## The problem
Would you copy out the whole listing exactly as given?

## Data provided
====
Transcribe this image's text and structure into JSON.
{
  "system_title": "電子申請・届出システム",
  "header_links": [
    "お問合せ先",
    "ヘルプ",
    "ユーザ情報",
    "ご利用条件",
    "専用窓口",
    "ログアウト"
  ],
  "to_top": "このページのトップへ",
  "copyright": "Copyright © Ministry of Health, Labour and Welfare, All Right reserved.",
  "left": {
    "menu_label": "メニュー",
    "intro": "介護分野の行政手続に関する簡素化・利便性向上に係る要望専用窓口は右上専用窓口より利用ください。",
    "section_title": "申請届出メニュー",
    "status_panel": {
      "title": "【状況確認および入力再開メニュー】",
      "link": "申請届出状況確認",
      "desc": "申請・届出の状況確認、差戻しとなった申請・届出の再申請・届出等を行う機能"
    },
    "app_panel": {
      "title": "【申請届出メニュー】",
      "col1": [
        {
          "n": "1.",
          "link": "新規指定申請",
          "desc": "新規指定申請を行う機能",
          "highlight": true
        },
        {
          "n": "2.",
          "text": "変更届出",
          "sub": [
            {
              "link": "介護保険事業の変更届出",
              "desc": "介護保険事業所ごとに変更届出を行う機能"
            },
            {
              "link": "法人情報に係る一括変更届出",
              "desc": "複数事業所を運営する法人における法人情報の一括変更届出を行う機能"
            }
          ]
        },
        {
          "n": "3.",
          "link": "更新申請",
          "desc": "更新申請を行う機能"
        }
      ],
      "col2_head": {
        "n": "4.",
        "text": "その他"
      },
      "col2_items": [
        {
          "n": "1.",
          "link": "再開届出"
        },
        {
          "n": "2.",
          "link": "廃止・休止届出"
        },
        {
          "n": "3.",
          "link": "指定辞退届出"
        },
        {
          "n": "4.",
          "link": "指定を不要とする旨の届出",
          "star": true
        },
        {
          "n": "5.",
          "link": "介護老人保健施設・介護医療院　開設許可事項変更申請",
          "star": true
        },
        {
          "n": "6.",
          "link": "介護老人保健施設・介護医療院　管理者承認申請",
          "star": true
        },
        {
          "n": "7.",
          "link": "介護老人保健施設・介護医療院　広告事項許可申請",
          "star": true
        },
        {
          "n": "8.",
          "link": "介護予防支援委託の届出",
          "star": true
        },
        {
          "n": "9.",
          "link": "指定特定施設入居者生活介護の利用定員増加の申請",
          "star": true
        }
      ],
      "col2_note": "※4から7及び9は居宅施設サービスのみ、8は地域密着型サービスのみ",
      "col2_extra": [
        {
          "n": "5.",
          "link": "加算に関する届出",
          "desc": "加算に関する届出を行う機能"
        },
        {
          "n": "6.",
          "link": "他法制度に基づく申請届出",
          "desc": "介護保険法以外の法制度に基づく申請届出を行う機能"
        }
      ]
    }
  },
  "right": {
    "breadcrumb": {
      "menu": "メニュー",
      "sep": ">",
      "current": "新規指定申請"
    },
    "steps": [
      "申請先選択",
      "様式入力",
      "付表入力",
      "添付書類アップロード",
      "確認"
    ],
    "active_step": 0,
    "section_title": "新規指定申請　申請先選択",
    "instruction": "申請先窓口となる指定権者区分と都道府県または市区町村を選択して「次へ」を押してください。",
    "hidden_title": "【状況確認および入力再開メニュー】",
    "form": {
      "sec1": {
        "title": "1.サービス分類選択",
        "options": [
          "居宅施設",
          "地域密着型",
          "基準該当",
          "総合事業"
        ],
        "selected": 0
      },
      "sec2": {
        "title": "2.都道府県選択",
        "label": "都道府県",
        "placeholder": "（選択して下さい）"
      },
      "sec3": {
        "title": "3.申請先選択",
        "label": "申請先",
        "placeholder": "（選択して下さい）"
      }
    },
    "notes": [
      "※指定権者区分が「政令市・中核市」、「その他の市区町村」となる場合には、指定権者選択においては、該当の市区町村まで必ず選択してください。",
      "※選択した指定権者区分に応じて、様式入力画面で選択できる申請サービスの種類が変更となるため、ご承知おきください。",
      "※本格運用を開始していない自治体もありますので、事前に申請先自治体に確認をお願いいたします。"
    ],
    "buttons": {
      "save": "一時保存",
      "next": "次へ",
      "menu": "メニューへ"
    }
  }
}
====
## Solution
Transcribe this image's text and structure into JSON.
{
  "system_title": "電子申請・届出システム",
  "header_links": [
    "お問合せ先",
    "ヘルプ",
    "ユーザ情報",
    "ご利用条件",
    "専用窓口",
    "ログアウト"
  ],
  "to_top": "このページのトップへ",
  "copyright": "Copyright © Ministry of Health, Labour and Welfare, All Right reserved.",
  "left": {
    "menu_label": "メニュー",
    "intro": "介護分野の行政手続に関する簡素化・利便性向上に係る要望専用窓口は右上専用窓口より利用ください。",
    "section_title": "申請届出メニュー",
    "status_panel": {
      "title": "【状況確認および入力再開メニュー】",
      "link": "申請届出状況確認",
      "desc": "申請・届出の状況確認、差戻しとなった申請・届出の再申請・届出等を行う機能"
    },
    "app_panel": {
      "title": "【申請届出メニュー】",
      "col1": [
        {
          "n": "1.",
          "link": "新規指定申請",
          "desc": "新規指定申請を行う機能",
          "highlight": true
        },
        {
          "n": "2.",
          "text": "変更届出",
          "sub": [
            {
              "link": "介護保険事業の変更届出",
              "desc": "介護保険事業所ごとに変更届出を行う機能"
            },
            {
              "link": "法人情報に係る一括変更届出",
              "desc": "複数事業所を運営する法人における法人情報の一括変更届出を行う機能"
            }
          ]
        },
        {
          "n": "3.",
          "link": "更新申請",
          "desc": "更新申請を行う機能"
        }
      ],
      "col2_head": {
        "n": "4.",
        "text": "その他"
      },
      "col2_items": [
        {
          "n": "1.",
          "link": "再開届出"
        },
        {
          "n": "2.",
          "link": "廃止・休止届出"
        },
        {
          "n": "3.",
          "link": "指定辞退届出"
        },
        {
          "n": "4.",
          "link": "指定を不要とする旨の届出",
          "star": true
        },
        {
          "n": "5.",
          "link": "介護老人保健施設・介護医療院　開設許可事項変更申請",
          "star": true
        },
        {
          "n": "6.",
          "link": "介護老人保健施設・介護医療院　管理者承認申請",
          "star": true
        },
        {
          "n": "7.",
          "link": "介護老人保健施設・介護医療院　広告事項許可申請",
          "star": true
        },
        {
          "n": "8.",
          "link": "介護予防支援委託の届出",
          "star": true
        },
        {
          "n": "9.",
          "link": "指定特定施設入居者生活介護の利用定員増加の申請",
          "star": true
        }
      ],
      "col2_note": "※4から7及び9は居宅施設サービスのみ、8は地域密着型サービスのみ",
      "col2_extra": [
        {
          "n": "5.",
          "link": "加算に関する届出",
          "desc": "加算に関する届出を行う機能"
        },
        {
          "n": "6.",
          "link": "他法制度に基づく申請届出",
          "desc": "介護保険法以外の法制度に基づく申請届出を行う機能"
        }
      ]
    }
  },
  "right": {
    "breadcrumb": {
      "menu": "メニュー",
      "sep": ">",
      "current": "新規指定申請"
    },
    "steps": [
      "申請先選択",
      "様式入力",
      "付表入力",
      "添付書類アップロード",
      "確認"
    ],
    "active_step": 0,
    "section_title": "新規指定申請　申請先選択",
    "instruction": "申請先窓口となる指定権者区分と都道府県または市区町村を選択して「次へ」を押してください。",
    "hidden_title": "【状況確認および入力再開メニュー】",
    "form": {
      "sec1": {
        "title": "1.サービス分類選択",
        "options": [
          "居宅施設",
          "地域密着型",
          "基準該当",
          "総合事業"
        ],
        "selected": 0
      },
      "sec2": {
        "title": "2.都道府県選択",
        "label": "都道府県",
        "placeholder": "（選択して下さい）"
      },
      "sec3": {
        "title": "3.申請先選択",
        "label": "申請先",
        "placeholder": "（選択して下さい）"
      }
    },
    "notes": [
      "※指定権者区分が「政令市・中核市」、「その他の市区町村」となる場合には、指定権者選択においては、該当の市区町村まで必ず選択してください。",
      "※選択した指定権者区分に応じて、様式入力画面で選択できる申請サービスの種類が変更となるため、ご承知おきください。",
      "※本格運用を開始していない自治体もありますので、事前に申請先自治体に確認をお願いいたします。"
    ],
    "buttons": {
      "save": "一時保存",
      "next": "次へ",
      "menu": "メニューへ"
    }
  }
}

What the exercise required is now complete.